↓
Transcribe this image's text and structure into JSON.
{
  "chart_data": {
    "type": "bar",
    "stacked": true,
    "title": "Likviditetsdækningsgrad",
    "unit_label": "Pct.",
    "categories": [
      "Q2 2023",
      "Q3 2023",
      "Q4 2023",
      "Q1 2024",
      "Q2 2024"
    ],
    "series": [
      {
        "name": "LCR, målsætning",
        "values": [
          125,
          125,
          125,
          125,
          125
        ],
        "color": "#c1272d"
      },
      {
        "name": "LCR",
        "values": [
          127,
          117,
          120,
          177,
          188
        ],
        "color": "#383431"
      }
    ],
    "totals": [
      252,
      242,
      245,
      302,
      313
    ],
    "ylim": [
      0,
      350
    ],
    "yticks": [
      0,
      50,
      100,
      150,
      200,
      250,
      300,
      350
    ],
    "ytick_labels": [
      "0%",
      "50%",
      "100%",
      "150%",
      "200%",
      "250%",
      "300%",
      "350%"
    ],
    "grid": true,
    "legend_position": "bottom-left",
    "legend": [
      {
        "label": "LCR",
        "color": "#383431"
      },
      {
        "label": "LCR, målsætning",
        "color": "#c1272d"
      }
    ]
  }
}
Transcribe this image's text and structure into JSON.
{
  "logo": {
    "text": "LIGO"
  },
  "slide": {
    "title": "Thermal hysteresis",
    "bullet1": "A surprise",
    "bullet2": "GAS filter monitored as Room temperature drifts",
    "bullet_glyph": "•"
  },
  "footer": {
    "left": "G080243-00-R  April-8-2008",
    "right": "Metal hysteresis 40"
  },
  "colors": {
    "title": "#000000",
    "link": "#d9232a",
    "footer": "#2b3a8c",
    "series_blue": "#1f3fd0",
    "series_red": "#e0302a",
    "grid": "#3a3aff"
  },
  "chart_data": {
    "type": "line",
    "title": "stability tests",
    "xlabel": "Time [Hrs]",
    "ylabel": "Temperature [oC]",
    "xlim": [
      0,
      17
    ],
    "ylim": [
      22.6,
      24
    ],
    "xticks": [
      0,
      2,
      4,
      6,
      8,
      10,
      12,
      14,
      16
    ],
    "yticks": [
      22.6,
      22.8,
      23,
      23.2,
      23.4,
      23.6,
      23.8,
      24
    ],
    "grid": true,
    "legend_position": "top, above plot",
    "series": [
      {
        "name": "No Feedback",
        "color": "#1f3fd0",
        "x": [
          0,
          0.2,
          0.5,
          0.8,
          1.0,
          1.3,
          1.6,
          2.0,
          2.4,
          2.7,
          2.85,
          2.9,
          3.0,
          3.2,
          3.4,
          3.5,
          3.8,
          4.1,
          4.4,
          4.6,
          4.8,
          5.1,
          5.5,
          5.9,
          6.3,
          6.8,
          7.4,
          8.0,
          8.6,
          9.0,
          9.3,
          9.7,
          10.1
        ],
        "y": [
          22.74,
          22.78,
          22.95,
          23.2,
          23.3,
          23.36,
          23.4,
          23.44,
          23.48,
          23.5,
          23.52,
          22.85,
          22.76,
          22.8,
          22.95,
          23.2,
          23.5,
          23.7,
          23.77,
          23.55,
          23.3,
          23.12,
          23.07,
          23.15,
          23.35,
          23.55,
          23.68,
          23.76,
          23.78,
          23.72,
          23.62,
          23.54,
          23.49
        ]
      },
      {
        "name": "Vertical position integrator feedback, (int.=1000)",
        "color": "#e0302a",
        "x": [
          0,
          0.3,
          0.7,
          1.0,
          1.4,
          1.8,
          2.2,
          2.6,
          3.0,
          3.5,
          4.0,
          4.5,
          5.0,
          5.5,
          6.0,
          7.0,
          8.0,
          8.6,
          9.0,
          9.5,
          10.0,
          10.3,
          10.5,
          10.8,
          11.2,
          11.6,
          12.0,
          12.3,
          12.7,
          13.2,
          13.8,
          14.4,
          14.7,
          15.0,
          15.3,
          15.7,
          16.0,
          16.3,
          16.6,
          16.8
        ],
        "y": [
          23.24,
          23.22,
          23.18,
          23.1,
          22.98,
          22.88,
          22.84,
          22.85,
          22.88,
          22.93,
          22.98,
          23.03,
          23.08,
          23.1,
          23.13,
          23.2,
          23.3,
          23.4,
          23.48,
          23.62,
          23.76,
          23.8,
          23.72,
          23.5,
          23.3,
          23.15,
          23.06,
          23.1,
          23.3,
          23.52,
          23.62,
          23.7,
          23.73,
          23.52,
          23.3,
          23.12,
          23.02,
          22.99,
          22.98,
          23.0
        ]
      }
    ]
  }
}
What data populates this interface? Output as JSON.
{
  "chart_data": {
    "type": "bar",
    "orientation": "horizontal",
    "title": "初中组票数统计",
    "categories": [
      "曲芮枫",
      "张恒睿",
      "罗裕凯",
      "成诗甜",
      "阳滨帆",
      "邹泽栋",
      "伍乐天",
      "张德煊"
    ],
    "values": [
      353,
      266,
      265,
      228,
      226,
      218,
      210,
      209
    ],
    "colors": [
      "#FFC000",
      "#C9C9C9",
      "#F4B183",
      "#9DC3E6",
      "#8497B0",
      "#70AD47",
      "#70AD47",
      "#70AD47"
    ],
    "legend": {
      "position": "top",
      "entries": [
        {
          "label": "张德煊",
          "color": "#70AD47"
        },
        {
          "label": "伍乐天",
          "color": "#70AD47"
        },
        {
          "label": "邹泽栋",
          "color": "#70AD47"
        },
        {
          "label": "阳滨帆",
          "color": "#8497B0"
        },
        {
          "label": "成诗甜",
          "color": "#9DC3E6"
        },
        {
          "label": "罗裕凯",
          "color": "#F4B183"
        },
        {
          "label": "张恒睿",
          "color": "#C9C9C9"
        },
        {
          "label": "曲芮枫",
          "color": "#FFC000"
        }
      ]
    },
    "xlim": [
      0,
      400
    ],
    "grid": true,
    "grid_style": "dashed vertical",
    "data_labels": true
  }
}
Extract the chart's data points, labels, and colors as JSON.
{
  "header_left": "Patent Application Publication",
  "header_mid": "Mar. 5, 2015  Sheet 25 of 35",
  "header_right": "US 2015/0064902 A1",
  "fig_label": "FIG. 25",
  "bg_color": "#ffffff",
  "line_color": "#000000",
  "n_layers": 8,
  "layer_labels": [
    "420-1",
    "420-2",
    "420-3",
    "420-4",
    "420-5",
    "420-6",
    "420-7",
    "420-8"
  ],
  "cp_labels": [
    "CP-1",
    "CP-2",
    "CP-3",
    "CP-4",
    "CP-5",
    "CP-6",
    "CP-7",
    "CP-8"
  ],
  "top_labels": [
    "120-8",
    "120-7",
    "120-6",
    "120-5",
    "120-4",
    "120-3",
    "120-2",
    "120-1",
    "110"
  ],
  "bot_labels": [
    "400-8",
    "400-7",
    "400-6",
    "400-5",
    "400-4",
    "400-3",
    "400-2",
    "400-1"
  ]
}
↑
STATED TASK. Send back each record exactly as it stands.

RESULT OF THE EXERCISE.
Transcribe this image's text and structure into JSON.
{
  "chart_data": {
    "type": "bar",
    "stacked": true,
    "title": "Likviditetsdækningsgrad",
    "unit_label": "Pct.",
    "categories": [
      "Q2 2023",
      "Q3 2023",
      "Q4 2023",
      "Q1 2024",
      "Q2 2024"
    ],
    "series": [
      {
        "name": "LCR, målsætning",
        "values": [
          125,
          125,
          125,
          125,
          125
        ],
        "color": "#c1272d"
      },
      {
        "name": "LCR",
        "values": [
          127,
          117,
          120,
          177,
          188
        ],
        "color": "#383431"
      }
    ],
    "totals": [
      252,
      242,
      245,
      302,
      313
    ],
    "ylim": [
      0,
      350
    ],
    "yticks": [
      0,
      50,
      100,
      150,
      200,
      250,
      300,
      350
    ],
    "ytick_labels": [
      "0%",
      "50%",
      "100%",
      "150%",
      "200%",
      "250%",
      "300%",
      "350%"
    ],
    "grid": true,
    "legend_position": "bottom-left",
    "legend": [
      {
        "label": "LCR",
        "color": "#383431"
      },
      {
        "label": "LCR, målsætning",
        "color": "#c1272d"
      }
    ]
  }
}
Transcribe this image's text and structure into JSON.
{
  "logo": {
    "text": "LIGO"
  },
  "slide": {
    "title": "Thermal hysteresis",
    "bullet1": "A surprise",
    "bullet2": "GAS filter monitored as Room temperature drifts",
    "bullet_glyph": "•"
  },
  "footer": {
    "left": "G080243-00-R  April-8-2008",
    "right": "Metal hysteresis 40"
  },
  "colors": {
    "title": "#000000",
    "link": "#d9232a",
    "footer": "#2b3a8c",
    "series_blue": "#1f3fd0",
    "series_red": "#e0302a",
    "grid": "#3a3aff"
  },
  "chart_data": {
    "type": "line",
    "title": "stability tests",
    "xlabel": "Time [Hrs]",
    "ylabel": "Temperature [oC]",
    "xlim": [
      0,
      17
    ],
    "ylim": [
      22.6,
      24
    ],
    "xticks": [
      0,
      2,
      4,
      6,
      8,
      10,
      12,
      14,
      16
    ],
    "yticks": [
      22.6,
      22.8,
      23,
      23.2,
      23.4,
      23.6,
      23.8,
      24
    ],
    "grid": true,
    "legend_position": "top, above plot",
    "series": [
      {
        "name": "No Feedback",
        "color": "#1f3fd0",
        "x": [
          0,
          0.2,
          0.5,
          0.8,
          1.0,
          1.3,
          1.6,
          2.0,
          2.4,
          2.7,
          2.85,
          2.9,
          3.0,
          3.2,
          3.4,
          3.5,
          3.8,
          4.1,
          4.4,
          4.6,
          4.8,
          5.1,
          5.5,
          5.9,
          6.3,
          6.8,
          7.4,
          8.0,
          8.6,
          9.0,
          9.3,
          9.7,
          10.1
        ],
        "y": [
          22.74,
          22.78,
          22.95,
          23.2,
          23.3,
          23.36,
          23.4,
          23.44,
          23.48,
          23.5,
          23.52,
          22.85,
          22.76,
          22.8,
          22.95,
          23.2,
          23.5,
          23.7,
          23.77,
          23.55,
          23.3,
          23.12,
          23.07,
          23.15,
          23.35,
          23.55,
          23.68,
          23.76,
          23.78,
          23.72,
          23.62,
          23.54,
          23.49
        ]
      },
      {
        "name": "Vertical position integrator feedback, (int.=1000)",
        "color": "#e0302a",
        "x": [
          0,
          0.3,
          0.7,
          1.0,
          1.4,
          1.8,
          2.2,
          2.6,
          3.0,
          3.5,
          4.0,
          4.5,
          5.0,
          5.5,
          6.0,
          7.0,
          8.0,
          8.6,
          9.0,
          9.5,
          10.0,
          10.3,
          10.5,
          10.8,
          11.2,
          11.6,
          12.0,
          12.3,
          12.7,
          13.2,
          13.8,
          14.4,
          14.7,
          15.0,
          15.3,
          15.7,
          16.0,
          16.3,
          16.6,
          16.8
        ],
        "y": [
          23.24,
          23.22,
          23.18,
          23.1,
          22.98,
          22.88,
          22.84,
          22.85,
          22.88,
          22.93,
          22.98,
          23.03,
          23.08,
          23.1,
          23.13,
          23.2,
          23.3,
          23.4,
          23.48,
          23.62,
          23.76,
          23.8,
          23.72,
          23.5,
          23.3,
          23.15,
          23.06,
          23.1,
          23.3,
          23.52,
          23.62,
          23.7,
          23.73,
          23.52,
          23.3,
          23.12,
          23.02,
          22.99,
          22.98,
          23.0
        ]
      }
    ]
  }
}
What data populates this interface? Output as JSON.
{
  "chart_data": {
    "type": "bar",
    "orientation": "horizontal",
    "title": "初中组票数统计",
    "categories": [
      "曲芮枫",
      "张恒睿",
      "罗裕凯",
      "成诗甜",
      "阳滨帆",
      "邹泽栋",
      "伍乐天",
      "张德煊"
    ],
    "values": [
      353,
      266,
      265,
      228,
      226,
      218,
      210,
      209
    ],
    "colors": [
      "#FFC000",
      "#C9C9C9",
      "#F4B183",
      "#9DC3E6",
      "#8497B0",
      "#70AD47",
      "#70AD47",
      "#70AD47"
    ],
    "legend": {
      "position": "top",
      "entries": [
        {
          "label": "张德煊",
          "color": "#70AD47"
        },
        {
          "label": "伍乐天",
          "color": "#70AD47"
        },
        {
          "label": "邹泽栋",
          "color": "#70AD47"
        },
        {
          "label": "阳滨帆",
          "color": "#8497B0"
        },
        {
          "label": "成诗甜",
          "color": "#9DC3E6"
        },
        {
          "label": "罗裕凯",
          "color": "#F4B183"
        },
        {
          "label": "张恒睿",
          "color": "#C9C9C9"
        },
        {
          "label": "曲芮枫",
          "color": "#FFC000"
        }
      ]
    },
    "xlim": [
      0,
      400
    ],
    "grid": true,
    "grid_style": "dashed vertical",
    "data_labels": true
  }
}
Extract the chart's data points, labels, and colors as JSON.
{
  "header_left": "Patent Application Publication",
  "header_mid": "Mar. 5, 2015  Sheet 25 of 35",
  "header_right": "US 2015/0064902 A1",
  "fig_label": "FIG. 25",
  "bg_color": "#ffffff",
  "line_color": "#000000",
  "n_layers": 8,
  "layer_labels": [
    "420-1",
    "420-2",
    "420-3",
    "420-4",
    "420-5",
    "420-6",
    "420-7",
    "420-8"
  ],
  "cp_labels": [
    "CP-1",
    "CP-2",
    "CP-3",
    "CP-4",
    "CP-5",
    "CP-6",
    "CP-7",
    "CP-8"
  ],
  "top_labels": [
    "120-8",
    "120-7",
    "120-6",
    "120-5",
    "120-4",
    "120-3",
    "120-2",
    "120-1",
    "110"
  ],
  "bot_labels": [
    "400-8",
    "400-7",
    "400-6",
    "400-5",
    "400-4",
    "400-3",
    "400-2",
    "400-1"
  ]
}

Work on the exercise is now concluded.